## Instruction
Write out the listing in full, matching it word for word.

begin

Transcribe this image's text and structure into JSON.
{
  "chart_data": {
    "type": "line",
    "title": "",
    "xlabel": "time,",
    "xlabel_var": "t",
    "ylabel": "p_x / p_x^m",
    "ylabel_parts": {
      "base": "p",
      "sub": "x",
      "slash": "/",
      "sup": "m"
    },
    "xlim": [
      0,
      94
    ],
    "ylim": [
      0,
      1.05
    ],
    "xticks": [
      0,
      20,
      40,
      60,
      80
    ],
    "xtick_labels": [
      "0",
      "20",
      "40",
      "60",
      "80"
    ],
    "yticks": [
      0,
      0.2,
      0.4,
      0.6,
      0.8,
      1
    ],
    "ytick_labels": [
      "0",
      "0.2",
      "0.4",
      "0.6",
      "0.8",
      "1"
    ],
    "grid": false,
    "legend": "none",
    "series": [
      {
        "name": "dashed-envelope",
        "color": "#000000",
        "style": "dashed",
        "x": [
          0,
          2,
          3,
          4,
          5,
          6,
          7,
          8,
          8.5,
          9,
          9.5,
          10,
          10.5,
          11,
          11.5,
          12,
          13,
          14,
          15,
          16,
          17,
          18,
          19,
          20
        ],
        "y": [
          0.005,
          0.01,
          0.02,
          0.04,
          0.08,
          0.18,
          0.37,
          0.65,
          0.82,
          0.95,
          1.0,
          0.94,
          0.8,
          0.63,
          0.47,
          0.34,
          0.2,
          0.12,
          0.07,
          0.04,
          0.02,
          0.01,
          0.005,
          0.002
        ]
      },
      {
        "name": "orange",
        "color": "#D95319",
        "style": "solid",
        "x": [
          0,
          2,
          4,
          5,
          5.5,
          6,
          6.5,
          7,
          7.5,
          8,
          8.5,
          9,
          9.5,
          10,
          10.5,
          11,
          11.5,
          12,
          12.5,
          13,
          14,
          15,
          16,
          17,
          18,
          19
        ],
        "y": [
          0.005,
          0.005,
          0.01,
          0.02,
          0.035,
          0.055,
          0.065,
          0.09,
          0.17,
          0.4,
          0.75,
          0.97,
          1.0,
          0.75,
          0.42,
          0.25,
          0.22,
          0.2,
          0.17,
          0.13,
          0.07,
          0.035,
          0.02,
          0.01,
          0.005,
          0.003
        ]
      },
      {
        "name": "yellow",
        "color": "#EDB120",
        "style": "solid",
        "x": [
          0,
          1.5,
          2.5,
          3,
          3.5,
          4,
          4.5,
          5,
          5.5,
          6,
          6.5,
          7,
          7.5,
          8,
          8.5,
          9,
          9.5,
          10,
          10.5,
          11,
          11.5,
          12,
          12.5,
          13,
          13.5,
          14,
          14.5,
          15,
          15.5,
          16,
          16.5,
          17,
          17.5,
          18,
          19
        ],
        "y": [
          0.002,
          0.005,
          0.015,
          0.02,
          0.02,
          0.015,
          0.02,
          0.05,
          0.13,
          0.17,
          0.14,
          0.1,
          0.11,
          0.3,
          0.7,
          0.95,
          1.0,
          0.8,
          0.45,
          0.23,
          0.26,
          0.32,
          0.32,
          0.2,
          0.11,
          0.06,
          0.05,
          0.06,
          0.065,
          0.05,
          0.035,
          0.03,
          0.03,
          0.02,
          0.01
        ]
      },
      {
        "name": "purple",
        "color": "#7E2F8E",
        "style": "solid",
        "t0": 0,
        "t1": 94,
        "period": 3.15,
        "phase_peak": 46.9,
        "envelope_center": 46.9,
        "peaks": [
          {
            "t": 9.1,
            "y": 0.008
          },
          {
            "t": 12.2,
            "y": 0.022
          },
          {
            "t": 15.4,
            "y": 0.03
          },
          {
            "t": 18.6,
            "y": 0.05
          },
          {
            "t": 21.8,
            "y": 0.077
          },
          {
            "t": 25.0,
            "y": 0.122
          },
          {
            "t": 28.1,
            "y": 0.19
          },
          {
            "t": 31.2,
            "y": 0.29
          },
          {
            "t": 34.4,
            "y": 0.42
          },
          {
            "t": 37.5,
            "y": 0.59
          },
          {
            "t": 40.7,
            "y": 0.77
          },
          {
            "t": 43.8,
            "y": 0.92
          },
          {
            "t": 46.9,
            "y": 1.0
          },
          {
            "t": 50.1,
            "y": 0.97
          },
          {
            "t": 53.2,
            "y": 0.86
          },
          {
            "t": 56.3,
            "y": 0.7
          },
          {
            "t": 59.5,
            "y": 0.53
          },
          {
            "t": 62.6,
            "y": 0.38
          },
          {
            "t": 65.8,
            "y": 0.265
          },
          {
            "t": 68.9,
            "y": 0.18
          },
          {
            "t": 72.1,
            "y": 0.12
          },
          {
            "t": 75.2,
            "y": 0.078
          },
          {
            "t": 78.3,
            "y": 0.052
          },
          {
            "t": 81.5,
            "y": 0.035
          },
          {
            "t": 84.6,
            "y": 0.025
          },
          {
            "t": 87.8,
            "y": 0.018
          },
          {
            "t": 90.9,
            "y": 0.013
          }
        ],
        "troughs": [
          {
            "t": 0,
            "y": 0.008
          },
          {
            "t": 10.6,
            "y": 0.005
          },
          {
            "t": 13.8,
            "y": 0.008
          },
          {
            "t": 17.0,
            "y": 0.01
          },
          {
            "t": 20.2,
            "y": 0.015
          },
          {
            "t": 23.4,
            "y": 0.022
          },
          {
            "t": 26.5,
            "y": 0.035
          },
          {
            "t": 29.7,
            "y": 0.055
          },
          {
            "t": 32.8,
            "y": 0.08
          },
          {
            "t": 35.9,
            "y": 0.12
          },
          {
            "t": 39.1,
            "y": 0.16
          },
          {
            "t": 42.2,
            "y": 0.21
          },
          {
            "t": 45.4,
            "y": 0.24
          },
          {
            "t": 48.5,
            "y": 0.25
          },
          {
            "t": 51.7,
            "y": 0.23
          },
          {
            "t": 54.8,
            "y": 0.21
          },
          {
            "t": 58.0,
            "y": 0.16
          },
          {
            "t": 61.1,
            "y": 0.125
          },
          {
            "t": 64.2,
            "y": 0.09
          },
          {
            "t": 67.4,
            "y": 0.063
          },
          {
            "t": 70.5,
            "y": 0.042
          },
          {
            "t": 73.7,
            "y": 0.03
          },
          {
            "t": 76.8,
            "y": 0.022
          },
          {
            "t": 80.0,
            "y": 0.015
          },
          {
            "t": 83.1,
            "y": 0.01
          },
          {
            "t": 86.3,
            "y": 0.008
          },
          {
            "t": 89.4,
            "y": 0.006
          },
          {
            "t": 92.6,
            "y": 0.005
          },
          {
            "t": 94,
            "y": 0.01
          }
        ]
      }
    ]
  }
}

end

## Solution for this exercise
Transcribe this image's text and structure into JSON.
{
  "chart_data": {
    "type": "line",
    "title": "",
    "xlabel": "time,",
    "xlabel_var": "t",
    "ylabel": "p_x / p_x^m",
    "ylabel_parts": {
      "base": "p",
      "sub": "x",
      "slash": "/",
      "sup": "m"
    },
    "xlim": [
      0,
      94
    ],
    "ylim": [
      0,
      1.05
    ],
    "xticks": [
      0,
      20,
      40,
      60,
      80
    ],
    "xtick_labels": [
      "0",
      "20",
      "40",
      "60",
      "80"
    ],
    "yticks": [
      0,
      0.2,
      0.4,
      0.6,
      0.8,
      1
    ],
    "ytick_labels": [
      "0",
      "0.2",
      "0.4",
      "0.6",
      "0.8",
      "1"
    ],
    "grid": false,
    "legend": "none",
    "series": [
      {
        "name": "dashed-envelope",
        "color": "#000000",
        "style": "dashed",
        "x": [
          0,
          2,
          3,
          4,
          5,
          6,
          7,
          8,
          8.5,
          9,
          9.5,
          10,
          10.5,
          11,
          11.5,
          12,
          13,
          14,
          15,
          16,
          17,
          18,
          19,
          20
        ],
        "y": [
          0.005,
          0.01,
          0.02,
          0.04,
          0.08,
          0.18,
          0.37,
          0.65,
          0.82,
          0.95,
          1.0,
          0.94,
          0.8,
          0.63,
          0.47,
          0.34,
          0.2,
          0.12,
          0.07,
          0.04,
          0.02,
          0.01,
          0.005,
          0.002
        ]
      },
      {
        "name": "orange",
        "color": "#D95319",
        "style": "solid",
        "x": [
          0,
          2,
          4,
          5,
          5.5,
          6,
          6.5,
          7,
          7.5,
          8,
          8.5,
          9,
          9.5,
          10,
          10.5,
          11,
          11.5,
          12,
          12.5,
          13,
          14,
          15,
          16,
          17,
          18,
          19
        ],
        "y": [
          0.005,
          0.005,
          0.01,
          0.02,
          0.035,
          0.055,
          0.065,
          0.09,
          0.17,
          0.4,
          0.75,
          0.97,
          1.0,
          0.75,
          0.42,
          0.25,
          0.22,
          0.2,
          0.17,
          0.13,
          0.07,
          0.035,
          0.02,
          0.01,
          0.005,
          0.003
        ]
      },
      {
        "name": "yellow",
        "color": "#EDB120",
        "style": "solid",
        "x": [
          0,
          1.5,
          2.5,
          3,
          3.5,
          4,
          4.5,
          5,
          5.5,
          6,
          6.5,
          7,
          7.5,
          8,
          8.5,
          9,
          9.5,
          10,
          10.5,
          11,
          11.5,
          12,
          12.5,
          13,
          13.5,
          14,
          14.5,
          15,
          15.5,
          16,
          16.5,
          17,
          17.5,
          18,
          19
        ],
        "y": [
          0.002,
          0.005,
          0.015,
          0.02,
          0.02,
          0.015,
          0.02,
          0.05,
          0.13,
          0.17,
          0.14,
          0.1,
          0.11,
          0.3,
          0.7,
          0.95,
          1.0,
          0.8,
          0.45,
          0.23,
          0.26,
          0.32,
          0.32,
          0.2,
          0.11,
          0.06,
          0.05,
          0.06,
          0.065,
          0.05,
          0.035,
          0.03,
          0.03,
          0.02,
          0.01
        ]
      },
      {
        "name": "purple",
        "color": "#7E2F8E",
        "style": "solid",
        "t0": 0,
        "t1": 94,
        "period": 3.15,
        "phase_peak": 46.9,
        "envelope_center": 46.9,
        "peaks": [
          {
            "t": 9.1,
            "y": 0.008
          },
          {
            "t": 12.2,
            "y": 0.022
          },
          {
            "t": 15.4,
            "y": 0.03
          },
          {
            "t": 18.6,
            "y": 0.05
          },
          {
            "t": 21.8,
            "y": 0.077
          },
          {
            "t": 25.0,
            "y": 0.122
          },
          {
            "t": 28.1,
            "y": 0.19
          },
          {
            "t": 31.2,
            "y": 0.29
          },
          {
            "t": 34.4,
            "y": 0.42
          },
          {
            "t": 37.5,
            "y": 0.59
          },
          {
            "t": 40.7,
            "y": 0.77
          },
          {
            "t": 43.8,
            "y": 0.92
          },
          {
            "t": 46.9,
            "y": 1.0
          },
          {
            "t": 50.1,
            "y": 0.97
          },
          {
            "t": 53.2,
            "y": 0.86
          },
          {
            "t": 56.3,
            "y": 0.7
          },
          {
            "t": 59.5,
            "y": 0.53
          },
          {
            "t": 62.6,
            "y": 0.38
          },
          {
            "t": 65.8,
            "y": 0.265
          },
          {
            "t": 68.9,
            "y": 0.18
          },
          {
            "t": 72.1,
            "y": 0.12
          },
          {
            "t": 75.2,
            "y": 0.078
          },
          {
            "t": 78.3,
            "y": 0.052
          },
          {
            "t": 81.5,
            "y": 0.035
          },
          {
            "t": 84.6,
            "y": 0.025
          },
          {
            "t": 87.8,
            "y": 0.018
          },
          {
            "t": 90.9,
            "y": 0.013
          }
        ],
        "troughs": [
          {
            "t": 0,
            "y": 0.008
          },
          {
            "t": 10.6,
            "y": 0.005
          },
          {
            "t": 13.8,
            "y": 0.008
          },
          {
            "t": 17.0,
            "y": 0.01
          },
          {
            "t": 20.2,
            "y": 0.015
          },
          {
            "t": 23.4,
            "y": 0.022
          },
          {
            "t": 26.5,
            "y": 0.035
          },
          {
            "t": 29.7,
            "y": 0.055
          },
          {
            "t": 32.8,
            "y": 0.08
          },
          {
            "t": 35.9,
            "y": 0.12
          },
          {
            "t": 39.1,
            "y": 0.16
          },
          {
            "t": 42.2,
            "y": 0.21
          },
          {
            "t": 45.4,
            "y": 0.24
          },
          {
            "t": 48.5,
            "y": 0.25
          },
          {
            "t": 51.7,
            "y": 0.23
          },
          {
            "t": 54.8,
            "y": 0.21
          },
          {
            "t": 58.0,
            "y": 0.16
          },
          {
            "t": 61.1,
            "y": 0.125
          },
          {
            "t": 64.2,
            "y": 0.09
          },
          {
            "t": 67.4,
            "y": 0.063
          },
          {
            "t": 70.5,
            "y": 0.042
          },
          {
            "t": 73.7,
            "y": 0.03
          },
          {
            "t": 76.8,
            "y": 0.022
          },
          {
            "t": 80.0,
            "y": 0.015
          },
          {
            "t": 83.1,
            "y": 0.01
          },
          {
            "t": 86.3,
            "y": 0.008
          },
          {
            "t": 89.4,
            "y": 0.006
          },
          {
            "t": 92.6,
            "y": 0.005
          },
          {
            "t": 94,
            "y": 0.01
          }
        ]
      }
    ]
  }
}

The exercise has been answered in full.